§ What the task requires
Rewrite the records below so that each occurrence of "Manage policies" becomes "Edit policies", and keep every other line and character unchanged.

§ Records shown
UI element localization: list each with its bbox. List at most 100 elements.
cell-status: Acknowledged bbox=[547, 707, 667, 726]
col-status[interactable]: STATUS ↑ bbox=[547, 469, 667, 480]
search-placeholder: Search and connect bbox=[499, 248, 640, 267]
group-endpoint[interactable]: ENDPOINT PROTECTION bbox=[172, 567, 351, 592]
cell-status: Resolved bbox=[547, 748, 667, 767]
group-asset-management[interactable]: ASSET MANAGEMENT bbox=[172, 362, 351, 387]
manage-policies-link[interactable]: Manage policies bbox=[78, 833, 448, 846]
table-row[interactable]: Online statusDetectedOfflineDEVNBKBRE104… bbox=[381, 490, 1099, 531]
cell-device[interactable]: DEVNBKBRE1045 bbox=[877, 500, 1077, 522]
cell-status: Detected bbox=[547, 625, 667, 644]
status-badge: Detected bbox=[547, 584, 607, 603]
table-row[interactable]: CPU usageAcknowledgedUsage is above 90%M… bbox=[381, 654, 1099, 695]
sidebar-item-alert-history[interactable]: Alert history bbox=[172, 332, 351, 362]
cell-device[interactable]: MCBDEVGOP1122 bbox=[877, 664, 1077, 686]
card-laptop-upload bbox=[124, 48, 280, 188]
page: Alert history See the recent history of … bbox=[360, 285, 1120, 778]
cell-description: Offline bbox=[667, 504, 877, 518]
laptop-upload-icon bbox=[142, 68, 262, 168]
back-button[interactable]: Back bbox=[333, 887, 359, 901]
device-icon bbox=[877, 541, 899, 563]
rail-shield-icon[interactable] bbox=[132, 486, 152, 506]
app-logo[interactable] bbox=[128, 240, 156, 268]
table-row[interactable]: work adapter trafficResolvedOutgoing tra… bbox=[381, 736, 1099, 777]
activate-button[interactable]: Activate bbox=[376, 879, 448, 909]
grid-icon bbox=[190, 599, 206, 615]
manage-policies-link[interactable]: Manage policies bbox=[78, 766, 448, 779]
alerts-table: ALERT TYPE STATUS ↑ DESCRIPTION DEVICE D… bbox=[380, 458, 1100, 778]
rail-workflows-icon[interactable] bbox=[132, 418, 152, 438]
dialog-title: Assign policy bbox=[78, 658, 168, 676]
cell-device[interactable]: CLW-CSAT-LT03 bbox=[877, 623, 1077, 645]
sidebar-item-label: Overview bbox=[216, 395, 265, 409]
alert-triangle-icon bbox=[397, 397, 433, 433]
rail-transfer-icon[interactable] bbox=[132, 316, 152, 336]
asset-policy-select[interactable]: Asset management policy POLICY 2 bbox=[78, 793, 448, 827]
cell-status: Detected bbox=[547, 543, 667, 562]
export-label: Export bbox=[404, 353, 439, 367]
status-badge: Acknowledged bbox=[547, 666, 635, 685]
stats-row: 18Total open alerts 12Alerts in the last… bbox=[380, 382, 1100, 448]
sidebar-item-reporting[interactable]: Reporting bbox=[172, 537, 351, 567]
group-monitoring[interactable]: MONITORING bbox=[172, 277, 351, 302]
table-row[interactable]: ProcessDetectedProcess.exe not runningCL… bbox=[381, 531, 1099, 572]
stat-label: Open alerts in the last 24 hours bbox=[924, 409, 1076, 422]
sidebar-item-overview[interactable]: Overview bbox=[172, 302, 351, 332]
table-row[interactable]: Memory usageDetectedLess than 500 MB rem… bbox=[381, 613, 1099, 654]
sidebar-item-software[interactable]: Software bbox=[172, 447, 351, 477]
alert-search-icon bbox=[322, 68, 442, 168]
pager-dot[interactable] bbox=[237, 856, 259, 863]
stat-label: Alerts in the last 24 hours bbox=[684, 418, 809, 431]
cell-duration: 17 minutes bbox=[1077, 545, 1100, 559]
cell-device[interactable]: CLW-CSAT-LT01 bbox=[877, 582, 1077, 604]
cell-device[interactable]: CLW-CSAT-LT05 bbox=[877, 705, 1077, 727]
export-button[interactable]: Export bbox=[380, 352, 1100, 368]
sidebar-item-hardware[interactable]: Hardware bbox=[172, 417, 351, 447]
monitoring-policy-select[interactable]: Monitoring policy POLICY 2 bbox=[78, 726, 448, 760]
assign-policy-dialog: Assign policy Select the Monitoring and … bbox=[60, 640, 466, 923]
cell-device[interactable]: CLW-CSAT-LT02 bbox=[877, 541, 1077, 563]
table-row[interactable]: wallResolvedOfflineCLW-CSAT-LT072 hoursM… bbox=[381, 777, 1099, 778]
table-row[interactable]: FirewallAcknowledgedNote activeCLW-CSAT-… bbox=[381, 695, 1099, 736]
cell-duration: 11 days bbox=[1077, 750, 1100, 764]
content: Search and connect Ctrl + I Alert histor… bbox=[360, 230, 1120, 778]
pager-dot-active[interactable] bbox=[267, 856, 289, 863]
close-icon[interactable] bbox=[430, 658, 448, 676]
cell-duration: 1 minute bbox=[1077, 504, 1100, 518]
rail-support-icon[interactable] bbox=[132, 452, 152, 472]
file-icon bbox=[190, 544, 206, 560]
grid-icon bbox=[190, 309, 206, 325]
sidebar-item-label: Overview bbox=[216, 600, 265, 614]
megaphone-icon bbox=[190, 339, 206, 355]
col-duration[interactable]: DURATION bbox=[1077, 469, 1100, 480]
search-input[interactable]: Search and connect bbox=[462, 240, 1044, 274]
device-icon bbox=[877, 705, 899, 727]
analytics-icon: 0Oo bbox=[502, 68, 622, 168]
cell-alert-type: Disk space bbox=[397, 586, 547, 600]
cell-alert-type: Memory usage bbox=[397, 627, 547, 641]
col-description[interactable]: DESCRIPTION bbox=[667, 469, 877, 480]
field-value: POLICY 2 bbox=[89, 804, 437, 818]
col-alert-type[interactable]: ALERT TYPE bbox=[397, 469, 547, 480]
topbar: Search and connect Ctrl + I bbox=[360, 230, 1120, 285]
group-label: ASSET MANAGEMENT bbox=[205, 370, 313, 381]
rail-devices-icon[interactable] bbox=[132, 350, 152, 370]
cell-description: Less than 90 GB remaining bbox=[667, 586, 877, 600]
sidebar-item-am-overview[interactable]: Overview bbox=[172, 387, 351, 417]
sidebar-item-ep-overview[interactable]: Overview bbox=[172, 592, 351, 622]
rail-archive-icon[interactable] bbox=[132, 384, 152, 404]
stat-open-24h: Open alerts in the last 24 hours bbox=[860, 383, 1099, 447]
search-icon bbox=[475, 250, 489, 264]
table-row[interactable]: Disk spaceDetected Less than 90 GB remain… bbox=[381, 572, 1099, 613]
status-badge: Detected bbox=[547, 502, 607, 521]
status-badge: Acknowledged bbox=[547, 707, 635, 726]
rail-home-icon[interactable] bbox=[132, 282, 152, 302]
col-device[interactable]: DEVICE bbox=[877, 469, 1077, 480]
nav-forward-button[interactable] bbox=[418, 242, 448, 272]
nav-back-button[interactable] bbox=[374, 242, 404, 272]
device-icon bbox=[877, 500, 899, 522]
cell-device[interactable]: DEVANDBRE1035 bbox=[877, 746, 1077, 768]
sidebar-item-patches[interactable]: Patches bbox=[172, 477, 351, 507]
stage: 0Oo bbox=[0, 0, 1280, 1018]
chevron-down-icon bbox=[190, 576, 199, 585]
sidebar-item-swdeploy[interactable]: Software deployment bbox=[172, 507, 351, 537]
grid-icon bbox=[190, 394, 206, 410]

§ Answer
UI element localization: list each with its bbox. List at most 100 elements.
cell-status: Acknowledged bbox=[547, 707, 667, 726]
col-status[interactable]: STATUS ↑ bbox=[547, 469, 667, 480]
search-placeholder: Search and connect bbox=[499, 248, 640, 267]
group-endpoint[interactable]: ENDPOINT PROTECTION bbox=[172, 567, 351, 592]
cell-status: Resolved bbox=[547, 748, 667, 767]
group-asset-management[interactable]: ASSET MANAGEMENT bbox=[172, 362, 351, 387]
manage-policies-link[interactable]: Edit policies bbox=[78, 833, 448, 846]
table-row[interactable]: Online statusDetectedOfflineDEVNBKBRE104… bbox=[381, 490, 1099, 531]
cell-device[interactable]: DEVNBKBRE1045 bbox=[877, 500, 1077, 522]
cell-status: Detected bbox=[547, 625, 667, 644]
status-badge: Detected bbox=[547, 584, 607, 603]
table-row[interactable]: CPU usageAcknowledgedUsage is above 90%M… bbox=[381, 654, 1099, 695]
sidebar-item-alert-history[interactable]: Alert history bbox=[172, 332, 351, 362]
cell-device[interactable]: MCBDEVGOP1122 bbox=[877, 664, 1077, 686]
card-laptop-upload bbox=[124, 48, 280, 188]
page: Alert history See the recent history of … bbox=[360, 285, 1120, 778]
cell-description: Offline bbox=[667, 504, 877, 518]
laptop-upload-icon bbox=[142, 68, 262, 168]
back-button[interactable]: Back bbox=[333, 887, 359, 901]
device-icon bbox=[877, 541, 899, 563]
rail-shield-icon[interactable] bbox=[132, 486, 152, 506]
app-logo[interactable] bbox=[128, 240, 156, 268]
table-row[interactable]: work adapter trafficResolvedOutgoing tra… bbox=[381, 736, 1099, 777]
activate-button[interactable]: Activate bbox=[376, 879, 448, 909]
grid-icon bbox=[190, 599, 206, 615]
manage-policies-link[interactable]: Edit policies bbox=[78, 766, 448, 779]
alerts-table: ALERT TYPE STATUS ↑ DESCRIPTION DEVICE D… bbox=[380, 458, 1100, 778]
rail-workflows-icon[interactable] bbox=[132, 418, 152, 438]
dialog-title: Assign policy bbox=[78, 658, 168, 676]
cell-device[interactable]: CLW-CSAT-LT03 bbox=[877, 623, 1077, 645]
sidebar-item-label: Overview bbox=[216, 395, 265, 409]
alert-triangle-icon bbox=[397, 397, 433, 433]
rail-transfer-icon[interactable] bbox=[132, 316, 152, 336]
asset-policy-select[interactable]: Asset management policy POLICY 2 bbox=[78, 793, 448, 827]
cell-status: Detected bbox=[547, 543, 667, 562]
export-label: Export bbox=[404, 353, 439, 367]
status-badge: Acknowledged bbox=[547, 666, 635, 685]
stats-row: 18Total open alerts 12Alerts in the last… bbox=[380, 382, 1100, 448]
sidebar-item-reporting[interactable]: Reporting bbox=[172, 537, 351, 567]
group-monitoring[interactable]: MONITORING bbox=[172, 277, 351, 302]
table-row[interactable]: ProcessDetectedProcess.exe not runningCL… bbox=[381, 531, 1099, 572]
stat-label: Open alerts in the last 24 hours bbox=[924, 409, 1076, 422]
sidebar-item-overview[interactable]: Overview bbox=[172, 302, 351, 332]
table-row[interactable]: Memory usageDetectedLess than 500 MB rem… bbox=[381, 613, 1099, 654]
sidebar-item-software[interactable]: Software bbox=[172, 447, 351, 477]
alert-search-icon bbox=[322, 68, 442, 168]
pager-dot[interactable] bbox=[237, 856, 259, 863]
stat-label: Alerts in the last 24 hours bbox=[684, 418, 809, 431]
cell-duration: 17 minutes bbox=[1077, 545, 1100, 559]
cell-device[interactable]: CLW-CSAT-LT01 bbox=[877, 582, 1077, 604]
cell-device[interactable]: CLW-CSAT-LT05 bbox=[877, 705, 1077, 727]
export-button[interactable]: Export bbox=[380, 352, 1100, 368]
sidebar-item-hardware[interactable]: Hardware bbox=[172, 417, 351, 447]
monitoring-policy-select[interactable]: Monitoring policy POLICY 2 bbox=[78, 726, 448, 760]
assign-policy-dialog: Assign policy Select the Monitoring and … bbox=[60, 640, 466, 923]
cell-device[interactable]: CLW-CSAT-LT02 bbox=[877, 541, 1077, 563]
table-row[interactable]: wallResolvedOfflineCLW-CSAT-LT072 hoursM… bbox=[381, 777, 1099, 778]
table-row[interactable]: FirewallAcknowledgedNote activeCLW-CSAT-… bbox=[381, 695, 1099, 736]
cell-duration: 11 days bbox=[1077, 750, 1100, 764]
content: Search and connect Ctrl + I Alert histor… bbox=[360, 230, 1120, 778]
pager-dot-active[interactable] bbox=[267, 856, 289, 863]
close-icon[interactable] bbox=[430, 658, 448, 676]
cell-duration: 1 minute bbox=[1077, 504, 1100, 518]
rail-support-icon[interactable] bbox=[132, 452, 152, 472]
file-icon bbox=[190, 544, 206, 560]
grid-icon bbox=[190, 309, 206, 325]
sidebar-item-label: Overview bbox=[216, 600, 265, 614]
megaphone-icon bbox=[190, 339, 206, 355]
col-duration[interactable]: DURATION bbox=[1077, 469, 1100, 480]
search-input[interactable]: Search and connect bbox=[462, 240, 1044, 274]
device-icon bbox=[877, 705, 899, 727]
analytics-icon: 0Oo bbox=[502, 68, 622, 168]
cell-alert-type: Disk space bbox=[397, 586, 547, 600]
cell-alert-type: Memory usage bbox=[397, 627, 547, 641]
col-description[interactable]: DESCRIPTION bbox=[667, 469, 877, 480]
field-value: POLICY 2 bbox=[89, 804, 437, 818]
col-alert-type[interactable]: ALERT TYPE bbox=[397, 469, 547, 480]
topbar: Search and connect Ctrl + I bbox=[360, 230, 1120, 285]
group-label: ASSET MANAGEMENT bbox=[205, 370, 313, 381]
rail-devices-icon[interactable] bbox=[132, 350, 152, 370]
cell-description: Less than 90 GB remaining bbox=[667, 586, 877, 600]
sidebar-item-am-overview[interactable]: Overview bbox=[172, 387, 351, 417]
sidebar-item-ep-overview[interactable]: Overview bbox=[172, 592, 351, 622]
rail-archive-icon[interactable] bbox=[132, 384, 152, 404]
stat-open-24h: Open alerts in the last 24 hours bbox=[860, 383, 1099, 447]
search-icon bbox=[475, 250, 489, 264]
table-row[interactable]: Disk spaceDetected Less than 90 GB remain… bbox=[381, 572, 1099, 613]
status-badge: Detected bbox=[547, 502, 607, 521]
status-badge: Acknowledged bbox=[547, 707, 635, 726]
rail-home-icon[interactable] bbox=[132, 282, 152, 302]
col-device[interactable]: DEVICE bbox=[877, 469, 1077, 480]
nav-forward-button[interactable] bbox=[418, 242, 448, 272]
nav-back-button[interactable] bbox=[374, 242, 404, 272]
device-icon bbox=[877, 500, 899, 522]
cell-device[interactable]: DEVANDBRE1035 bbox=[877, 746, 1077, 768]
sidebar-item-patches[interactable]: Patches bbox=[172, 477, 351, 507]
stage: 0Oo bbox=[0, 0, 1280, 1018]
chevron-down-icon bbox=[190, 576, 199, 585]
sidebar-item-swdeploy[interactable]: Software deployment bbox=[172, 507, 351, 537]
grid-icon bbox=[190, 394, 206, 410]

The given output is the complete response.